AIM OF THE TASK => List, from the lines below, each one with "checked" in it.
— START RECORD LIST —
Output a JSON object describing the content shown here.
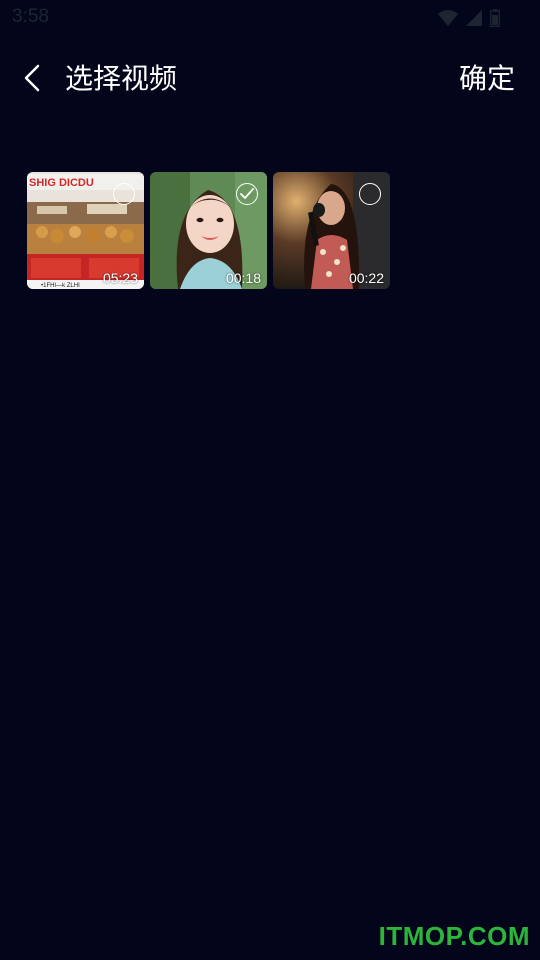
{
  "status_bar": {
    "time": "3:58",
    "icons": [
      "wifi-icon",
      "signal-icon",
      "battery-icon"
    ]
  },
  "header": {
    "back_icon": "chevron-left-icon",
    "title": "选择视频",
    "confirm_label": "确定"
  },
  "videos": [
    {
      "duration": "05:23",
      "checked": false,
      "thumb_text": "SHIG DICDU",
      "thumb_subtitle": "•1FHI—k ZLHI"
    },
    {
      "duration": "00:18",
      "checked": true
    },
    {
      "duration": "00:22",
      "checked": false
    }
  ],
  "watermark": "ITMOP.COM",
  "colors": {
    "background": "#03061a",
    "text": "#ffffff",
    "watermark": "#2db43b"
  }
}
— END RECORD LIST —
FINISHED ANSWER =>
      "checked": false,
      "checked": true
      "checked": false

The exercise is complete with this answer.